THE TASK: Update the data starting at its first line and ending at the line containing "wind-barb [45,579,53,588]": replace "legend-swatch" with "legend-marker", leave everything else unchanged, and return only those lines.

Start of RECORDS FOR THIS TASK

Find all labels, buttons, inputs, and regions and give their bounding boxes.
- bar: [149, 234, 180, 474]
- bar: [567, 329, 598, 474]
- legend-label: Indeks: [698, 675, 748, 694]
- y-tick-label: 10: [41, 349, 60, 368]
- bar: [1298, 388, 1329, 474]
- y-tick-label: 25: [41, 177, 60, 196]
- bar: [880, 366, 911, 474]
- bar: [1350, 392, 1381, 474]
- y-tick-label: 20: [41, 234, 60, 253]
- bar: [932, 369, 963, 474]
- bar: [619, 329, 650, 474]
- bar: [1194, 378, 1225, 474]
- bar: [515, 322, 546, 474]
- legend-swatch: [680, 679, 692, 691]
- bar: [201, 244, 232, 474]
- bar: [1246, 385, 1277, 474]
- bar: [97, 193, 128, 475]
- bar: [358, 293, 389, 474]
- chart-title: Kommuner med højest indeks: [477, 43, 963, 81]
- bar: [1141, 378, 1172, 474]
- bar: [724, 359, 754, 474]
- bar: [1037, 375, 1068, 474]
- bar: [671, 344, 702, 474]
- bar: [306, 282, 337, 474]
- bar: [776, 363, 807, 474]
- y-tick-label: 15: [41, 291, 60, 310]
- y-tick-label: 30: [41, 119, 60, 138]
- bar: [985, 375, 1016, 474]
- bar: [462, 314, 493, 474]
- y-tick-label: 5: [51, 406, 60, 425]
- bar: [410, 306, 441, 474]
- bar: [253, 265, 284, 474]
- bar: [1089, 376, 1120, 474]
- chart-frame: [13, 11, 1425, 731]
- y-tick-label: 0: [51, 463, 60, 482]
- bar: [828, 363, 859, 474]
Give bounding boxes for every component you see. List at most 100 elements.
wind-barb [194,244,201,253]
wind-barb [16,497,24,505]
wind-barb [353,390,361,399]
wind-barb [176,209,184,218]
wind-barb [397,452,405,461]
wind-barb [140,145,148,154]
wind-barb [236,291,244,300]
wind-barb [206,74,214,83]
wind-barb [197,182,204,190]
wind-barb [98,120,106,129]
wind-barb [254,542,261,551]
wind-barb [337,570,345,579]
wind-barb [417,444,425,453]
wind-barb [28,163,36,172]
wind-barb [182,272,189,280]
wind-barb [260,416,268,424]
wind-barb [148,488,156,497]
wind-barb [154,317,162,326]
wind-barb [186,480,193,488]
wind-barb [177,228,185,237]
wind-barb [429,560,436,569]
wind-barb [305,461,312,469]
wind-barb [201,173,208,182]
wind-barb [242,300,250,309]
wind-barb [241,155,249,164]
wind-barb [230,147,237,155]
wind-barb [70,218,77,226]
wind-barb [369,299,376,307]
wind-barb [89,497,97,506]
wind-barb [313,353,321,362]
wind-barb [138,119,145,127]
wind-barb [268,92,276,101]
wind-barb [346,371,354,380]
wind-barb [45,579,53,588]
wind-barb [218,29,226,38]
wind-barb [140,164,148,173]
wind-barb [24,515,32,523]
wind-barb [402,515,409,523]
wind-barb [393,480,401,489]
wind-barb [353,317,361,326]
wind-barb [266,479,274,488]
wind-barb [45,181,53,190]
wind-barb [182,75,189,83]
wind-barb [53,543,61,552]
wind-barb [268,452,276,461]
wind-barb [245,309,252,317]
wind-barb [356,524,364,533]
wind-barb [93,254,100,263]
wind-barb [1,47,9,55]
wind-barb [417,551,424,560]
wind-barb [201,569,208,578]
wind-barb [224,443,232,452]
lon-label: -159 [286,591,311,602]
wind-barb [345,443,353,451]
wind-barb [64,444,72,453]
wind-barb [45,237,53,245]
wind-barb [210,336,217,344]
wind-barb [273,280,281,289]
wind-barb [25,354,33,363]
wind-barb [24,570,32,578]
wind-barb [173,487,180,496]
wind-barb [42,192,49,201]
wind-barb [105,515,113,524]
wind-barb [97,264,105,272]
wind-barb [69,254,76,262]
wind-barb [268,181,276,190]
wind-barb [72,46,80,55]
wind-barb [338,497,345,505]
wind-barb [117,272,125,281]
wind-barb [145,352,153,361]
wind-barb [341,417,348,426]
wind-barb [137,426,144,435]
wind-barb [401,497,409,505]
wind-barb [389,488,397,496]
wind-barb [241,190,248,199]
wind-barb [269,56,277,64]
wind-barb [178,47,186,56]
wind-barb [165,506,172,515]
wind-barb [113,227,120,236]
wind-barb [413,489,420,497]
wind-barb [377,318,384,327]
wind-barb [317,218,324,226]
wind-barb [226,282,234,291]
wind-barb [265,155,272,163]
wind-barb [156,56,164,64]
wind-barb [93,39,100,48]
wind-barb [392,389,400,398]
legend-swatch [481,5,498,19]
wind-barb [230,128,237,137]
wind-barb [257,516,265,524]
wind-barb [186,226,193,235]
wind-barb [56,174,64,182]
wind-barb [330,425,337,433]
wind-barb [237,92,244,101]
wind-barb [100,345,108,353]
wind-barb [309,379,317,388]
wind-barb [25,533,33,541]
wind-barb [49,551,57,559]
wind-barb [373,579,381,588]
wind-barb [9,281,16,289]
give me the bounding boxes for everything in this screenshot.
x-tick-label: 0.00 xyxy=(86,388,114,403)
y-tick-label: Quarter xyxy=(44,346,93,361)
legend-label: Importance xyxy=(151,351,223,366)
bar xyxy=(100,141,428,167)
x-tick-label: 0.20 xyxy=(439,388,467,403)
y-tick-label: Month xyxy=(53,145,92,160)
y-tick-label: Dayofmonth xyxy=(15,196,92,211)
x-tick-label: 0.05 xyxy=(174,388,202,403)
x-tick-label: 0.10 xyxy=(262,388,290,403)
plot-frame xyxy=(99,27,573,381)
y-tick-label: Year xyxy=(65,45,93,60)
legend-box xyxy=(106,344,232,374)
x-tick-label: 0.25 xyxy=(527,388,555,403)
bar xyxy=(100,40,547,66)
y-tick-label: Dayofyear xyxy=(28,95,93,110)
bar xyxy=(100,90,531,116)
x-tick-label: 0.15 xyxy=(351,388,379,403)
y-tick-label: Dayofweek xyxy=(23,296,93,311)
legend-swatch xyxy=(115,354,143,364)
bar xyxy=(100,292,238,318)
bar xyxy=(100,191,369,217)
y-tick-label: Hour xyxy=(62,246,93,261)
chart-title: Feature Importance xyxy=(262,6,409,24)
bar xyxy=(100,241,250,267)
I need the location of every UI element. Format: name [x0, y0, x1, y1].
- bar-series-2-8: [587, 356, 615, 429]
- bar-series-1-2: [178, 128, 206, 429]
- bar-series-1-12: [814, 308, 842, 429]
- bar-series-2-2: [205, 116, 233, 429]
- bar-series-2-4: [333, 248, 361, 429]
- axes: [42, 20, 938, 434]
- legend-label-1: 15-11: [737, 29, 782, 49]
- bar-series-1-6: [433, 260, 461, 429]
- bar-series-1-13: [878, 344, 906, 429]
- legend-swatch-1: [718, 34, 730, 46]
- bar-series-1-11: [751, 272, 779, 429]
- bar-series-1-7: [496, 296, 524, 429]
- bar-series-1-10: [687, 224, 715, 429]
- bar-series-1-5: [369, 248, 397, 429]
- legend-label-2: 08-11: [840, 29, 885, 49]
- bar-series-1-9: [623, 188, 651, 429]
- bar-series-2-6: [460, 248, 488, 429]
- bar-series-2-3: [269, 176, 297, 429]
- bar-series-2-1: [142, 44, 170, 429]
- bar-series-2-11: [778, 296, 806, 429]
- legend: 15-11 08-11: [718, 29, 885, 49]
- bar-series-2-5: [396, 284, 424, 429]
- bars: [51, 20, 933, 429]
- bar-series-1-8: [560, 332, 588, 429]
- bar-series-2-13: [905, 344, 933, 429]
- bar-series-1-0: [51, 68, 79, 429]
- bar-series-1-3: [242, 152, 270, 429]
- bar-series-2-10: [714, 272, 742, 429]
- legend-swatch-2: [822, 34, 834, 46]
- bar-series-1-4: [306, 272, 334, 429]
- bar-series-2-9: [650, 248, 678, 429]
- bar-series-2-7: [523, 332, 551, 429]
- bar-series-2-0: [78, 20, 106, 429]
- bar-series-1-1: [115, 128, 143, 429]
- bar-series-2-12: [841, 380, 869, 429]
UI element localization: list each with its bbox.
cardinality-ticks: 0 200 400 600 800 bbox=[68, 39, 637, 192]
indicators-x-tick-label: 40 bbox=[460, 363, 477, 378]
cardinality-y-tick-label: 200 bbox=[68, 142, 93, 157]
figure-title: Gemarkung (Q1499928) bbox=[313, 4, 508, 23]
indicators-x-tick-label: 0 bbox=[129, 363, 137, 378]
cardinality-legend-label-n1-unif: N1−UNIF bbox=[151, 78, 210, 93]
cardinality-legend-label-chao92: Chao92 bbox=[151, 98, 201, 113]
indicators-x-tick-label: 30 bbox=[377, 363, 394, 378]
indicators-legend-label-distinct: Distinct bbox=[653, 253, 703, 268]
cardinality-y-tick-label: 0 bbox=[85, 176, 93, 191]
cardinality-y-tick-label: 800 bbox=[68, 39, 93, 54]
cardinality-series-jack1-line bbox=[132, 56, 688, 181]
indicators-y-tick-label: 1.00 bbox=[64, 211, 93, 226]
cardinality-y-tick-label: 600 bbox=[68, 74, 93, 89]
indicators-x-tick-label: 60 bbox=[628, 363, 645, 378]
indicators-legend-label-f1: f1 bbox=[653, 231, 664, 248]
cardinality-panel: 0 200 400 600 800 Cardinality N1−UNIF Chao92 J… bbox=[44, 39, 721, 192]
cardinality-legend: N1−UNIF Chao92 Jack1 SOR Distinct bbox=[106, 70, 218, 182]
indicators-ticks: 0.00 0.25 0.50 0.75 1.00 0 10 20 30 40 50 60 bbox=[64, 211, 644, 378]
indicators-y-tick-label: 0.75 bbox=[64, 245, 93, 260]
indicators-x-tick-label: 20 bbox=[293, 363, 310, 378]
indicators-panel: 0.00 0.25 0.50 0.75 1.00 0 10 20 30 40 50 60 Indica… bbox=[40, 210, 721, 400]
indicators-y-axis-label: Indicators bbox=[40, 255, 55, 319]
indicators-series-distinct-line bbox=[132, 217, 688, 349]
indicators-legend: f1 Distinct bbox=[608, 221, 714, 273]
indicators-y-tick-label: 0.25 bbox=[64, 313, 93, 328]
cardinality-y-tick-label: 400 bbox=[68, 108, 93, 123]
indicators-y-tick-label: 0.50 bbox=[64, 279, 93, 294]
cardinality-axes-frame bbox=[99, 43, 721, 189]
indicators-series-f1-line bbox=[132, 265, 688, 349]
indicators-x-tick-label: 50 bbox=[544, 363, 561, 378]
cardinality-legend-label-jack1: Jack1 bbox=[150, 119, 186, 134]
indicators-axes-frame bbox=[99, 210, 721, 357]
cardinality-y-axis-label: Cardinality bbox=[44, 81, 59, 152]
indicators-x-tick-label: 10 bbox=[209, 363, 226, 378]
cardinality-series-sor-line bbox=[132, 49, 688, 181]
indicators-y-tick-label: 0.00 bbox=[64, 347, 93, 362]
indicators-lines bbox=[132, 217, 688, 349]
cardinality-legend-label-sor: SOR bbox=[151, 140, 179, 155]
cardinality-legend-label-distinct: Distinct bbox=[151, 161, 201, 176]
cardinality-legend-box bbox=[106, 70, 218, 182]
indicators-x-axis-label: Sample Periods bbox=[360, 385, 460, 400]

End of RECORDS FOR THIS TASK

COMPLETE RESPONSE:
Find all labels, buttons, inputs, and regions and give their bounding boxes.
- bar: [149, 234, 180, 474]
- bar: [567, 329, 598, 474]
- legend-label: Indeks: [698, 675, 748, 694]
- y-tick-label: 10: [41, 349, 60, 368]
- bar: [1298, 388, 1329, 474]
- y-tick-label: 25: [41, 177, 60, 196]
- bar: [880, 366, 911, 474]
- bar: [1350, 392, 1381, 474]
- y-tick-label: 20: [41, 234, 60, 253]
- bar: [932, 369, 963, 474]
- bar: [619, 329, 650, 474]
- bar: [1194, 378, 1225, 474]
- bar: [515, 322, 546, 474]
- legend-marker: [680, 679, 692, 691]
- bar: [201, 244, 232, 474]
- bar: [1246, 385, 1277, 474]
- bar: [97, 193, 128, 475]
- bar: [358, 293, 389, 474]
- chart-title: Kommuner med højest indeks: [477, 43, 963, 81]
- bar: [1141, 378, 1172, 474]
- bar: [724, 359, 754, 474]
- bar: [1037, 375, 1068, 474]
- bar: [671, 344, 702, 474]
- bar: [306, 282, 337, 474]
- bar: [776, 363, 807, 474]
- y-tick-label: 15: [41, 291, 60, 310]
- y-tick-label: 30: [41, 119, 60, 138]
- bar: [985, 375, 1016, 474]
- bar: [462, 314, 493, 474]
- y-tick-label: 5: [51, 406, 60, 425]
- bar: [410, 306, 441, 474]
- bar: [253, 265, 284, 474]
- bar: [1089, 376, 1120, 474]
- chart-frame: [13, 11, 1425, 731]
- y-tick-label: 0: [51, 463, 60, 482]
- bar: [828, 363, 859, 474]
Give bounding boxes for every component you see. List at most 100 elements.
wind-barb [194,244,201,253]
wind-barb [16,497,24,505]
wind-barb [353,390,361,399]
wind-barb [176,209,184,218]
wind-barb [397,452,405,461]
wind-barb [140,145,148,154]
wind-barb [236,291,244,300]
wind-barb [206,74,214,83]
wind-barb [197,182,204,190]
wind-barb [98,120,106,129]
wind-barb [254,542,261,551]
wind-barb [337,570,345,579]
wind-barb [417,444,425,453]
wind-barb [28,163,36,172]
wind-barb [182,272,189,280]
wind-barb [260,416,268,424]
wind-barb [148,488,156,497]
wind-barb [154,317,162,326]
wind-barb [186,480,193,488]
wind-barb [177,228,185,237]
wind-barb [429,560,436,569]
wind-barb [305,461,312,469]
wind-barb [201,173,208,182]
wind-barb [242,300,250,309]
wind-barb [241,155,249,164]
wind-barb [230,147,237,155]
wind-barb [70,218,77,226]
wind-barb [369,299,376,307]
wind-barb [89,497,97,506]
wind-barb [313,353,321,362]
wind-barb [138,119,145,127]
wind-barb [268,92,276,101]
wind-barb [346,371,354,380]
wind-barb [45,579,53,588]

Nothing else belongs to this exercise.